* **MATERIAL FOR THE TASK**:

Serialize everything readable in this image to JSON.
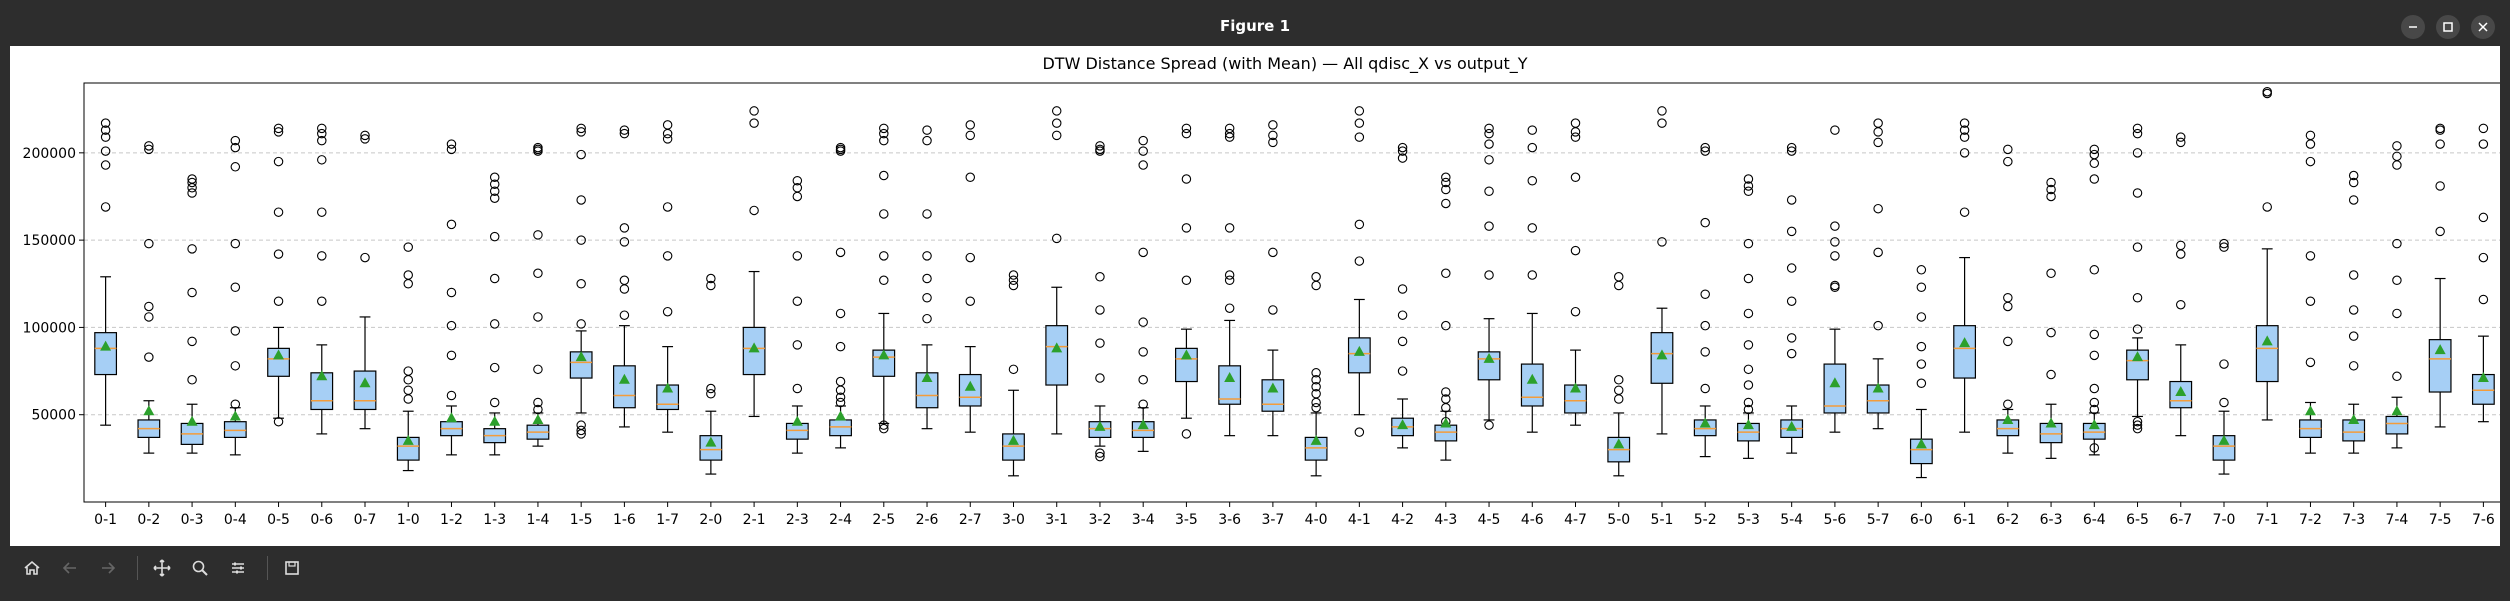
{
  "window": {
    "title": "Figure 1",
    "controls": [
      "minimize-icon",
      "maximize-icon",
      "close-icon"
    ]
  },
  "toolbar": {
    "tools": [
      "home-icon",
      "back-icon",
      "forward-icon",
      "pan-icon",
      "zoom-icon",
      "configure-subplots-icon",
      "save-icon"
    ]
  },
  "colors": {
    "box_fill": "#a6cff5",
    "median": "#f39c3b",
    "mean_marker": "#2ca02c",
    "grid": "#b0b0b0"
  },
  "chart_data": {
    "type": "box",
    "title": "DTW Distance Spread (with Mean) — All qdisc_X vs output_Y",
    "xlabel": "",
    "ylabel": "",
    "ylim": [
      0,
      240000
    ],
    "yticks": [
      50000,
      100000,
      150000,
      200000
    ],
    "ytick_labels": [
      "50000",
      "100000",
      "150000",
      "200000"
    ],
    "grid": "horizontal dashed",
    "categories": [
      "0-1",
      "0-2",
      "0-3",
      "0-4",
      "0-5",
      "0-6",
      "0-7",
      "1-0",
      "1-2",
      "1-3",
      "1-4",
      "1-5",
      "1-6",
      "1-7",
      "2-0",
      "2-1",
      "2-3",
      "2-4",
      "2-5",
      "2-6",
      "2-7",
      "3-0",
      "3-1",
      "3-2",
      "3-4",
      "3-5",
      "3-6",
      "3-7",
      "4-0",
      "4-1",
      "4-2",
      "4-3",
      "4-5",
      "4-6",
      "4-7",
      "5-0",
      "5-1",
      "5-2",
      "5-3",
      "5-4",
      "5-6",
      "5-7",
      "6-0",
      "6-1",
      "6-2",
      "6-3",
      "6-4",
      "6-5",
      "6-7",
      "7-0",
      "7-1",
      "7-2",
      "7-3",
      "7-4",
      "7-5",
      "7-6"
    ],
    "boxes": [
      {
        "q1": 73000,
        "median": 88000,
        "q3": 97000,
        "wlo": 44000,
        "whi": 129000,
        "mean": 89000,
        "fliers": [
          169000,
          193000,
          201000,
          209000,
          213000,
          217000
        ]
      },
      {
        "q1": 37000,
        "median": 42000,
        "q3": 47000,
        "wlo": 28000,
        "whi": 58000,
        "mean": 52000,
        "fliers": [
          83000,
          106000,
          112000,
          148000,
          202000,
          204000
        ]
      },
      {
        "q1": 33000,
        "median": 39000,
        "q3": 45000,
        "wlo": 28000,
        "whi": 56000,
        "mean": 46000,
        "fliers": [
          70000,
          92000,
          120000,
          145000,
          177000,
          180000,
          183000,
          185000
        ]
      },
      {
        "q1": 37000,
        "median": 41000,
        "q3": 46000,
        "wlo": 27000,
        "whi": 54000,
        "mean": 49000,
        "fliers": [
          56000,
          78000,
          98000,
          123000,
          148000,
          192000,
          203000,
          207000
        ]
      },
      {
        "q1": 72000,
        "median": 82000,
        "q3": 88000,
        "wlo": 48000,
        "whi": 100000,
        "mean": 84000,
        "fliers": [
          46000,
          115000,
          142000,
          166000,
          195000,
          212000,
          214000
        ]
      },
      {
        "q1": 53000,
        "median": 58000,
        "q3": 74000,
        "wlo": 39000,
        "whi": 90000,
        "mean": 72000,
        "fliers": [
          115000,
          141000,
          166000,
          196000,
          207000,
          211000,
          214000
        ]
      },
      {
        "q1": 53000,
        "median": 58000,
        "q3": 75000,
        "wlo": 42000,
        "whi": 106000,
        "mean": 68000,
        "fliers": [
          140000,
          208000,
          210000
        ]
      },
      {
        "q1": 24000,
        "median": 32000,
        "q3": 37000,
        "wlo": 18000,
        "whi": 52000,
        "mean": 35000,
        "fliers": [
          59000,
          64000,
          70000,
          75000,
          125000,
          130000,
          146000
        ]
      },
      {
        "q1": 38000,
        "median": 42000,
        "q3": 46000,
        "wlo": 27000,
        "whi": 55000,
        "mean": 48000,
        "fliers": [
          61000,
          84000,
          101000,
          120000,
          159000,
          202000,
          205000
        ]
      },
      {
        "q1": 34000,
        "median": 38000,
        "q3": 42000,
        "wlo": 27000,
        "whi": 51000,
        "mean": 46000,
        "fliers": [
          57000,
          77000,
          102000,
          128000,
          152000,
          174000,
          178000,
          182000,
          186000
        ]
      },
      {
        "q1": 36000,
        "median": 40000,
        "q3": 44000,
        "wlo": 32000,
        "whi": 51000,
        "mean": 47000,
        "fliers": [
          53000,
          57000,
          76000,
          106000,
          131000,
          153000,
          201000,
          202000,
          203000
        ]
      },
      {
        "q1": 71000,
        "median": 80000,
        "q3": 86000,
        "wlo": 51000,
        "whi": 98000,
        "mean": 83000,
        "fliers": [
          39000,
          41000,
          44000,
          102000,
          125000,
          150000,
          173000,
          199000,
          212000,
          214000
        ]
      },
      {
        "q1": 54000,
        "median": 61000,
        "q3": 78000,
        "wlo": 43000,
        "whi": 101000,
        "mean": 70000,
        "fliers": [
          107000,
          122000,
          127000,
          149000,
          157000,
          211000,
          213000
        ]
      },
      {
        "q1": 53000,
        "median": 56000,
        "q3": 67000,
        "wlo": 40000,
        "whi": 89000,
        "mean": 65000,
        "fliers": [
          109000,
          141000,
          169000,
          208000,
          211000,
          216000
        ]
      },
      {
        "q1": 24000,
        "median": 30000,
        "q3": 38000,
        "wlo": 16000,
        "whi": 52000,
        "mean": 34000,
        "fliers": [
          62000,
          65000,
          124000,
          128000
        ]
      },
      {
        "q1": 73000,
        "median": 88000,
        "q3": 100000,
        "wlo": 49000,
        "whi": 132000,
        "mean": 88000,
        "fliers": [
          167000,
          217000,
          224000
        ]
      },
      {
        "q1": 36000,
        "median": 41000,
        "q3": 45000,
        "wlo": 28000,
        "whi": 55000,
        "mean": 46000,
        "fliers": [
          65000,
          90000,
          115000,
          141000,
          175000,
          180000,
          184000
        ]
      },
      {
        "q1": 38000,
        "median": 43000,
        "q3": 47000,
        "wlo": 31000,
        "whi": 55000,
        "mean": 49000,
        "fliers": [
          57000,
          60000,
          64000,
          69000,
          89000,
          108000,
          143000,
          201000,
          202000,
          203000
        ]
      },
      {
        "q1": 72000,
        "median": 83000,
        "q3": 87000,
        "wlo": 45000,
        "whi": 108000,
        "mean": 84000,
        "fliers": [
          42000,
          44000,
          127000,
          141000,
          165000,
          187000,
          207000,
          211000,
          214000
        ]
      },
      {
        "q1": 54000,
        "median": 61000,
        "q3": 74000,
        "wlo": 42000,
        "whi": 90000,
        "mean": 71000,
        "fliers": [
          105000,
          117000,
          128000,
          141000,
          165000,
          207000,
          213000
        ]
      },
      {
        "q1": 55000,
        "median": 60000,
        "q3": 73000,
        "wlo": 40000,
        "whi": 89000,
        "mean": 66000,
        "fliers": [
          115000,
          140000,
          186000,
          210000,
          216000
        ]
      },
      {
        "q1": 24000,
        "median": 32000,
        "q3": 39000,
        "wlo": 15000,
        "whi": 64000,
        "mean": 35000,
        "fliers": [
          76000,
          124000,
          127000,
          130000
        ]
      },
      {
        "q1": 67000,
        "median": 89000,
        "q3": 101000,
        "wlo": 39000,
        "whi": 123000,
        "mean": 88000,
        "fliers": [
          151000,
          210000,
          217000,
          224000
        ]
      },
      {
        "q1": 37000,
        "median": 42000,
        "q3": 46000,
        "wlo": 32000,
        "whi": 55000,
        "mean": 43000,
        "fliers": [
          26000,
          28000,
          71000,
          91000,
          110000,
          129000,
          201000,
          202000,
          204000
        ]
      },
      {
        "q1": 37000,
        "median": 41000,
        "q3": 46000,
        "wlo": 29000,
        "whi": 54000,
        "mean": 44000,
        "fliers": [
          56000,
          70000,
          86000,
          103000,
          143000,
          193000,
          201000,
          207000
        ]
      },
      {
        "q1": 69000,
        "median": 82000,
        "q3": 88000,
        "wlo": 48000,
        "whi": 99000,
        "mean": 84000,
        "fliers": [
          39000,
          127000,
          157000,
          185000,
          211000,
          214000
        ]
      },
      {
        "q1": 56000,
        "median": 59000,
        "q3": 78000,
        "wlo": 38000,
        "whi": 104000,
        "mean": 71000,
        "fliers": [
          111000,
          127000,
          130000,
          157000,
          209000,
          211000,
          214000
        ]
      },
      {
        "q1": 52000,
        "median": 56000,
        "q3": 70000,
        "wlo": 38000,
        "whi": 87000,
        "mean": 65000,
        "fliers": [
          110000,
          143000,
          206000,
          210000,
          216000
        ]
      },
      {
        "q1": 24000,
        "median": 31000,
        "q3": 37000,
        "wlo": 15000,
        "whi": 51000,
        "mean": 35000,
        "fliers": [
          54000,
          57000,
          62000,
          66000,
          70000,
          74000,
          124000,
          129000
        ]
      },
      {
        "q1": 74000,
        "median": 85000,
        "q3": 94000,
        "wlo": 50000,
        "whi": 116000,
        "mean": 86000,
        "fliers": [
          40000,
          138000,
          159000,
          209000,
          217000,
          224000
        ]
      },
      {
        "q1": 38000,
        "median": 43000,
        "q3": 48000,
        "wlo": 31000,
        "whi": 59000,
        "mean": 44000,
        "fliers": [
          75000,
          92000,
          107000,
          122000,
          197000,
          201000,
          203000
        ]
      },
      {
        "q1": 35000,
        "median": 40000,
        "q3": 44000,
        "wlo": 24000,
        "whi": 52000,
        "mean": 45000,
        "fliers": [
          46000,
          54000,
          59000,
          63000,
          101000,
          131000,
          171000,
          179000,
          183000,
          186000
        ]
      },
      {
        "q1": 70000,
        "median": 82000,
        "q3": 86000,
        "wlo": 47000,
        "whi": 105000,
        "mean": 82000,
        "fliers": [
          44000,
          130000,
          158000,
          178000,
          196000,
          205000,
          211000,
          214000
        ]
      },
      {
        "q1": 55000,
        "median": 60000,
        "q3": 79000,
        "wlo": 40000,
        "whi": 108000,
        "mean": 70000,
        "fliers": [
          130000,
          157000,
          184000,
          203000,
          213000
        ]
      },
      {
        "q1": 51000,
        "median": 58000,
        "q3": 67000,
        "wlo": 44000,
        "whi": 87000,
        "mean": 65000,
        "fliers": [
          109000,
          144000,
          186000,
          209000,
          212000,
          217000
        ]
      },
      {
        "q1": 23000,
        "median": 30000,
        "q3": 37000,
        "wlo": 15000,
        "whi": 51000,
        "mean": 33000,
        "fliers": [
          59000,
          64000,
          70000,
          124000,
          129000
        ]
      },
      {
        "q1": 68000,
        "median": 85000,
        "q3": 97000,
        "wlo": 39000,
        "whi": 111000,
        "mean": 84000,
        "fliers": [
          149000,
          217000,
          224000
        ]
      },
      {
        "q1": 38000,
        "median": 42000,
        "q3": 47000,
        "wlo": 26000,
        "whi": 55000,
        "mean": 45000,
        "fliers": [
          65000,
          86000,
          101000,
          119000,
          160000,
          201000,
          203000
        ]
      },
      {
        "q1": 35000,
        "median": 40000,
        "q3": 45000,
        "wlo": 25000,
        "whi": 51000,
        "mean": 44000,
        "fliers": [
          53000,
          57000,
          67000,
          76000,
          90000,
          108000,
          128000,
          148000,
          178000,
          181000,
          185000
        ]
      },
      {
        "q1": 37000,
        "median": 42000,
        "q3": 47000,
        "wlo": 28000,
        "whi": 55000,
        "mean": 43000,
        "fliers": [
          85000,
          94000,
          115000,
          134000,
          155000,
          173000,
          201000,
          203000
        ]
      },
      {
        "q1": 51000,
        "median": 55000,
        "q3": 79000,
        "wlo": 40000,
        "whi": 99000,
        "mean": 68000,
        "fliers": [
          123000,
          124000,
          141000,
          149000,
          158000,
          213000
        ]
      },
      {
        "q1": 51000,
        "median": 58000,
        "q3": 67000,
        "wlo": 42000,
        "whi": 82000,
        "mean": 65000,
        "fliers": [
          101000,
          143000,
          168000,
          206000,
          212000,
          217000
        ]
      },
      {
        "q1": 22000,
        "median": 30000,
        "q3": 36000,
        "wlo": 14000,
        "whi": 53000,
        "mean": 33000,
        "fliers": [
          68000,
          79000,
          89000,
          106000,
          123000,
          133000
        ]
      },
      {
        "q1": 71000,
        "median": 88000,
        "q3": 101000,
        "wlo": 40000,
        "whi": 140000,
        "mean": 91000,
        "fliers": [
          166000,
          200000,
          209000,
          213000,
          217000
        ]
      },
      {
        "q1": 38000,
        "median": 42000,
        "q3": 47000,
        "wlo": 28000,
        "whi": 53000,
        "mean": 47000,
        "fliers": [
          56000,
          92000,
          112000,
          117000,
          195000,
          202000
        ]
      },
      {
        "q1": 34000,
        "median": 39000,
        "q3": 45000,
        "wlo": 25000,
        "whi": 56000,
        "mean": 45000,
        "fliers": [
          73000,
          97000,
          131000,
          175000,
          179000,
          183000
        ]
      },
      {
        "q1": 36000,
        "median": 40000,
        "q3": 45000,
        "wlo": 27000,
        "whi": 51000,
        "mean": 44000,
        "fliers": [
          31000,
          53000,
          57000,
          65000,
          84000,
          96000,
          133000,
          185000,
          194000,
          199000,
          202000
        ]
      },
      {
        "q1": 70000,
        "median": 81000,
        "q3": 87000,
        "wlo": 49000,
        "whi": 94000,
        "mean": 83000,
        "fliers": [
          42000,
          44000,
          46000,
          99000,
          117000,
          146000,
          177000,
          200000,
          211000,
          214000
        ]
      },
      {
        "q1": 54000,
        "median": 58000,
        "q3": 69000,
        "wlo": 38000,
        "whi": 90000,
        "mean": 63000,
        "fliers": [
          113000,
          142000,
          147000,
          206000,
          209000
        ]
      },
      {
        "q1": 24000,
        "median": 32000,
        "q3": 38000,
        "wlo": 16000,
        "whi": 52000,
        "mean": 35000,
        "fliers": [
          57000,
          79000,
          146000,
          148000
        ]
      },
      {
        "q1": 69000,
        "median": 88000,
        "q3": 101000,
        "wlo": 47000,
        "whi": 145000,
        "mean": 92000,
        "fliers": [
          169000,
          234000,
          235000
        ]
      },
      {
        "q1": 37000,
        "median": 42000,
        "q3": 47000,
        "wlo": 28000,
        "whi": 57000,
        "mean": 52000,
        "fliers": [
          80000,
          115000,
          141000,
          195000,
          205000,
          210000
        ]
      },
      {
        "q1": 35000,
        "median": 40000,
        "q3": 47000,
        "wlo": 28000,
        "whi": 56000,
        "mean": 47000,
        "fliers": [
          78000,
          95000,
          110000,
          130000,
          173000,
          183000,
          187000
        ]
      },
      {
        "q1": 39000,
        "median": 45000,
        "q3": 49000,
        "wlo": 31000,
        "whi": 60000,
        "mean": 52000,
        "fliers": [
          72000,
          108000,
          127000,
          148000,
          193000,
          198000,
          204000
        ]
      },
      {
        "q1": 63000,
        "median": 82000,
        "q3": 93000,
        "wlo": 43000,
        "whi": 128000,
        "mean": 87000,
        "fliers": [
          155000,
          181000,
          205000,
          213000,
          214000
        ]
      },
      {
        "q1": 56000,
        "median": 64000,
        "q3": 73000,
        "wlo": 46000,
        "whi": 95000,
        "mean": 71000,
        "fliers": [
          116000,
          140000,
          163000,
          205000,
          214000
        ]
      }
    ]
  }
}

* **AIM OF THE TASK**:
Report how many lines in the listing above include the word "title". Give nothing but the number.

* **TASK RESPONSE**:
2